▸ **DATASET RECORDS**
* START *
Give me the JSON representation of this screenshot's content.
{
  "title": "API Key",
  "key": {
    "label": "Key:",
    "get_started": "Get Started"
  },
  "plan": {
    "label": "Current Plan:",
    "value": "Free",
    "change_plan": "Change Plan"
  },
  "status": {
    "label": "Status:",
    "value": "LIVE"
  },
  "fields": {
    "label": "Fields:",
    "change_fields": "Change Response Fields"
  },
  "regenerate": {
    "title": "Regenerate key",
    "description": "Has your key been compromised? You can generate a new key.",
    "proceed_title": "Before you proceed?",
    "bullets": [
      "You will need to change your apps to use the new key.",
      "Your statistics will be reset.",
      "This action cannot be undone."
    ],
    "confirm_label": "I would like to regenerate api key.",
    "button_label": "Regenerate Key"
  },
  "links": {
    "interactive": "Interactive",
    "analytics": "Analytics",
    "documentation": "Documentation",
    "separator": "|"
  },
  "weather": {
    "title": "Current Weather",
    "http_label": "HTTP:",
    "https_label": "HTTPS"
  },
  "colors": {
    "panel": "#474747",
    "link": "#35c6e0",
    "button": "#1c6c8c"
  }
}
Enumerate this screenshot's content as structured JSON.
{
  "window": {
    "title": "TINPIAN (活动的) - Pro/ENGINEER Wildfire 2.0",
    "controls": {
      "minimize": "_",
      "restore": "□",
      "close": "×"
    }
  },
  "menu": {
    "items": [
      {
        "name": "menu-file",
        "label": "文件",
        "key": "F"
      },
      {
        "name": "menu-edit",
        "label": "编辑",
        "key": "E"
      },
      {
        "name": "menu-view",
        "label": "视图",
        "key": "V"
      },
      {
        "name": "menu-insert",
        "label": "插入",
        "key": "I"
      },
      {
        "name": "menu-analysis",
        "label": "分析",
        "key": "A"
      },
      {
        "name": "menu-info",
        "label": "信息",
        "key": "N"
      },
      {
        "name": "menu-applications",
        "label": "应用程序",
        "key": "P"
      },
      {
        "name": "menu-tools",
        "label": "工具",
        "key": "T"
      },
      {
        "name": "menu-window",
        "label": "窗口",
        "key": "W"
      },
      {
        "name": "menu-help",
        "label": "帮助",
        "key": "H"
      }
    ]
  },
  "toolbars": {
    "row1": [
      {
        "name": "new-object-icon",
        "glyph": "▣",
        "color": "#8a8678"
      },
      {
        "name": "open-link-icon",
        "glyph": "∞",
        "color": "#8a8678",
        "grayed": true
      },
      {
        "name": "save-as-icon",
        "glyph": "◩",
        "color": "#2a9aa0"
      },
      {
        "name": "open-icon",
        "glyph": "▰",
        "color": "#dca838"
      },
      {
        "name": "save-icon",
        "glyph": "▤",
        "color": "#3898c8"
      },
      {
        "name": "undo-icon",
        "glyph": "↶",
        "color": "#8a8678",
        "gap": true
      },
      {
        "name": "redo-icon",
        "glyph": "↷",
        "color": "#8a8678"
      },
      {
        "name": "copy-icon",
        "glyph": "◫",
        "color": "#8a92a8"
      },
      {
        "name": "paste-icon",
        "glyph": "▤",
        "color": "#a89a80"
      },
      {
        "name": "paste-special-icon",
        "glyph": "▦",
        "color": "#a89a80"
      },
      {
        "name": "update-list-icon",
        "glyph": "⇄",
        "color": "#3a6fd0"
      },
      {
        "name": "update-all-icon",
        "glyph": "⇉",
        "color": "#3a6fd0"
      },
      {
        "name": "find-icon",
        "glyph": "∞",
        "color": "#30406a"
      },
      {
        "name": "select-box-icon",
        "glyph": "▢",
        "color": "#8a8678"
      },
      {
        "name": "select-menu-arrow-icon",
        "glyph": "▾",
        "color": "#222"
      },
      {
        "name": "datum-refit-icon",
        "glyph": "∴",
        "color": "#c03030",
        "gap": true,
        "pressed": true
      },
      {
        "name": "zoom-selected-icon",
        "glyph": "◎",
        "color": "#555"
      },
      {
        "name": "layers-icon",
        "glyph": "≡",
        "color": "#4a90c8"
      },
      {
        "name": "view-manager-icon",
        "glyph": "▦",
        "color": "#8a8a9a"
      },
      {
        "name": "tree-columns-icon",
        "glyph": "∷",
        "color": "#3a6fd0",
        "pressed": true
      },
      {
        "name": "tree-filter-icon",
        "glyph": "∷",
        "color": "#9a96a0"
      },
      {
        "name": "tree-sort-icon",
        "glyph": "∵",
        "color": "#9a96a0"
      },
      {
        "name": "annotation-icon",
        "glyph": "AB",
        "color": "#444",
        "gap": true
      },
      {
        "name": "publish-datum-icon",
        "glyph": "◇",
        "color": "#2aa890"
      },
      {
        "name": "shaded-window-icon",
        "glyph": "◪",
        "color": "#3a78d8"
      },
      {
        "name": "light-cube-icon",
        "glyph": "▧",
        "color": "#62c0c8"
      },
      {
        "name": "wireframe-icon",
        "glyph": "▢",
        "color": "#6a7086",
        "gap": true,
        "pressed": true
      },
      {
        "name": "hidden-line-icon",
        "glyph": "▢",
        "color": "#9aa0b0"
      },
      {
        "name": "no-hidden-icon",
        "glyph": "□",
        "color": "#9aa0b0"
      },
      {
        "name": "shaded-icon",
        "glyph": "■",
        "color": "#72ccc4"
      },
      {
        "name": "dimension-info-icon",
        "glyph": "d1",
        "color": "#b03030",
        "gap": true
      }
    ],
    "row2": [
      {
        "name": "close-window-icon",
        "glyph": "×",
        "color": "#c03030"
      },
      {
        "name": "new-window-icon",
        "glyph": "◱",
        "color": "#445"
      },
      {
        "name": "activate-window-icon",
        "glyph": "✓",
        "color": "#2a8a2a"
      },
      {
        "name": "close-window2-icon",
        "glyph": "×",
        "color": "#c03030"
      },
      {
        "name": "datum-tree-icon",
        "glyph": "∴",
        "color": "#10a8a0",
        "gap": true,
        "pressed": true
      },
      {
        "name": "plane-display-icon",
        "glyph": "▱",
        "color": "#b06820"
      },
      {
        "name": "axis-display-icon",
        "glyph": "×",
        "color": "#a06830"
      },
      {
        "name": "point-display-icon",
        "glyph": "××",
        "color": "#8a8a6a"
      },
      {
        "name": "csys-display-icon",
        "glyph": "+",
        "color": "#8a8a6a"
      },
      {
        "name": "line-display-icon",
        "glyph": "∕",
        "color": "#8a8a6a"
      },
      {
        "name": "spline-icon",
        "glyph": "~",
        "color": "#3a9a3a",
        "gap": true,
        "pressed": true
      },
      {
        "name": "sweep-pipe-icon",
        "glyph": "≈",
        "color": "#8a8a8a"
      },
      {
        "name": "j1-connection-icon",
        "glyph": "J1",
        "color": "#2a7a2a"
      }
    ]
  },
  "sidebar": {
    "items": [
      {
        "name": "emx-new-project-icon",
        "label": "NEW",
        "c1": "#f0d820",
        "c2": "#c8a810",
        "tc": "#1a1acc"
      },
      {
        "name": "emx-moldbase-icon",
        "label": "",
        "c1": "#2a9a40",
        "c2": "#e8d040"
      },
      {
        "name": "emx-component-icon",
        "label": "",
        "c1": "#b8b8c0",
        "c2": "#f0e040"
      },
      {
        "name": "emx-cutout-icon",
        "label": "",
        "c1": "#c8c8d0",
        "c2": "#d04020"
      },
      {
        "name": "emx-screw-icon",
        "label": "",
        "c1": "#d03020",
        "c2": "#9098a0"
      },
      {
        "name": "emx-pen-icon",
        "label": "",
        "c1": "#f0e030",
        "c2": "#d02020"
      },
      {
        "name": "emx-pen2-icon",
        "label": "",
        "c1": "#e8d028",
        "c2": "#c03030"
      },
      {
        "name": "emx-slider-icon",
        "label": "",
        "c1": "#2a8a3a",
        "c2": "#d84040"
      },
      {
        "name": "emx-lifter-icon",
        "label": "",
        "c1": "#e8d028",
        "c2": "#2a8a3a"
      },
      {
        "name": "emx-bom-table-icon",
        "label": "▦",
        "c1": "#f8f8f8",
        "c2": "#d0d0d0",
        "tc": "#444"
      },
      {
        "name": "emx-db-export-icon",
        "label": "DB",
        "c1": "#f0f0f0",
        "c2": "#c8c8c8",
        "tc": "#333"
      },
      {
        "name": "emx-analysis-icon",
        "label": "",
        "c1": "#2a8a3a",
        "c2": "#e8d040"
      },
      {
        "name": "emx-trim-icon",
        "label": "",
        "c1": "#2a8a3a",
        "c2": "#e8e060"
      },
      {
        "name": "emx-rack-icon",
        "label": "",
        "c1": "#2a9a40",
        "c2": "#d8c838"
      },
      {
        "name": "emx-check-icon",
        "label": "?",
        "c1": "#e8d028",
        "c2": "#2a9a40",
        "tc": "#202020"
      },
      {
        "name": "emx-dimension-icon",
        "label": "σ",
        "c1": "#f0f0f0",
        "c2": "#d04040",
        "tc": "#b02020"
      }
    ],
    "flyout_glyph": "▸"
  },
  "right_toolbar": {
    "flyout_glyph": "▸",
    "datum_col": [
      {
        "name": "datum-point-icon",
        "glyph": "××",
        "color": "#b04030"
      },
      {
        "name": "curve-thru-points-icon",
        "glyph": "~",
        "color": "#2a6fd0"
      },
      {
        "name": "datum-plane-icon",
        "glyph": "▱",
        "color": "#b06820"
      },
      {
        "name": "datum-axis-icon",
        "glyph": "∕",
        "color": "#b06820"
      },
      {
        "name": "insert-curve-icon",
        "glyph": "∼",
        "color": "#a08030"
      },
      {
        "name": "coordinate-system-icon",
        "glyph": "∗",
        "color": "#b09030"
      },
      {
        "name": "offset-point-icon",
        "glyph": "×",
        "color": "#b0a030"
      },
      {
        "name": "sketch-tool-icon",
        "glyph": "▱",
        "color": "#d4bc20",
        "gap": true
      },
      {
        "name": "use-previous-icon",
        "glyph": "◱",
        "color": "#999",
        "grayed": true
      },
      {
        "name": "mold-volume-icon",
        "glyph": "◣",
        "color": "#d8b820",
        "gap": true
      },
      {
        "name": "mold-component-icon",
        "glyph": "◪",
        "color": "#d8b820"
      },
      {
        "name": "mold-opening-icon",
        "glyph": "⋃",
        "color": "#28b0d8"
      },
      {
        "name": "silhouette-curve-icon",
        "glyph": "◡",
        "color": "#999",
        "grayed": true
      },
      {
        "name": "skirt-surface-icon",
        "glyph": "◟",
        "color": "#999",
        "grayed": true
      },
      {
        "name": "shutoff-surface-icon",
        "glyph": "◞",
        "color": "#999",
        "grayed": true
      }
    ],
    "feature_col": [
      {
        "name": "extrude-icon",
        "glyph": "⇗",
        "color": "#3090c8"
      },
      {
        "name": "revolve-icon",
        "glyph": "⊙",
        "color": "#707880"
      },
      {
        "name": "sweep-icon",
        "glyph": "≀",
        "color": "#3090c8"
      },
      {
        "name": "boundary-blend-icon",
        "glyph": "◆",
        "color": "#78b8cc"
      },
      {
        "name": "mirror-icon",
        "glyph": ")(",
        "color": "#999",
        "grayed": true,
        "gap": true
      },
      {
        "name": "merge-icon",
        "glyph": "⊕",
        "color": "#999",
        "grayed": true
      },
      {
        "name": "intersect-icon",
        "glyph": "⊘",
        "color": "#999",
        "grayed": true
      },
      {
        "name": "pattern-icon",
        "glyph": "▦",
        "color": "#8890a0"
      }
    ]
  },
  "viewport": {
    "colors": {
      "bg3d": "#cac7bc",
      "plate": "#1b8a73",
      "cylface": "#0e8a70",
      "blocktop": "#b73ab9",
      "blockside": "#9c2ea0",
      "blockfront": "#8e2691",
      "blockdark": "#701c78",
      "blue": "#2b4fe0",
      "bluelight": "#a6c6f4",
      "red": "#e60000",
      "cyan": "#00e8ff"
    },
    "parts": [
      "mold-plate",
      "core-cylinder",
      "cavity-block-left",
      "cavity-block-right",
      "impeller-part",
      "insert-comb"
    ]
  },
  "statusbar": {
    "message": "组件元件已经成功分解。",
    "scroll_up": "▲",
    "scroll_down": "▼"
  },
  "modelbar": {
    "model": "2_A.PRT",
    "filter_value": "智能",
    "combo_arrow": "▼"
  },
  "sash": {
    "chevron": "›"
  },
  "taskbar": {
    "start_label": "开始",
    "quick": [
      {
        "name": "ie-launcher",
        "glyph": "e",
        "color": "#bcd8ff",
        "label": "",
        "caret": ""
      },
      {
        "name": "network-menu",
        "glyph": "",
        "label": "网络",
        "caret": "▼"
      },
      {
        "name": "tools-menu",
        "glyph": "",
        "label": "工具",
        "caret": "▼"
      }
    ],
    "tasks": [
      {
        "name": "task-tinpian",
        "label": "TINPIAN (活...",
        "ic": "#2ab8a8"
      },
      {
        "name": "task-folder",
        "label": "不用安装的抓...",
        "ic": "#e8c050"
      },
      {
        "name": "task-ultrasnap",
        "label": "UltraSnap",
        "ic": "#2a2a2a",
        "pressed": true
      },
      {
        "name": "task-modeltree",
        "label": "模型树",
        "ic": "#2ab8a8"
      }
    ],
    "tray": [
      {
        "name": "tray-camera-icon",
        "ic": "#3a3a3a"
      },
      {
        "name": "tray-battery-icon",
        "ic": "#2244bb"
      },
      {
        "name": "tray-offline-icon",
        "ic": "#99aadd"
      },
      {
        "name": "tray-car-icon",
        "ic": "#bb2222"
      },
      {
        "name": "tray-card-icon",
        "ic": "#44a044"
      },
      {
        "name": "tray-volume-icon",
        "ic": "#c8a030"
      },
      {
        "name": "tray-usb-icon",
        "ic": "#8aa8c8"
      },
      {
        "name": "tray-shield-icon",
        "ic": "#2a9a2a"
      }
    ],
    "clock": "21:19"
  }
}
* END *
In the entries above, how many lines contain the word "display"? Answer with the number only.

5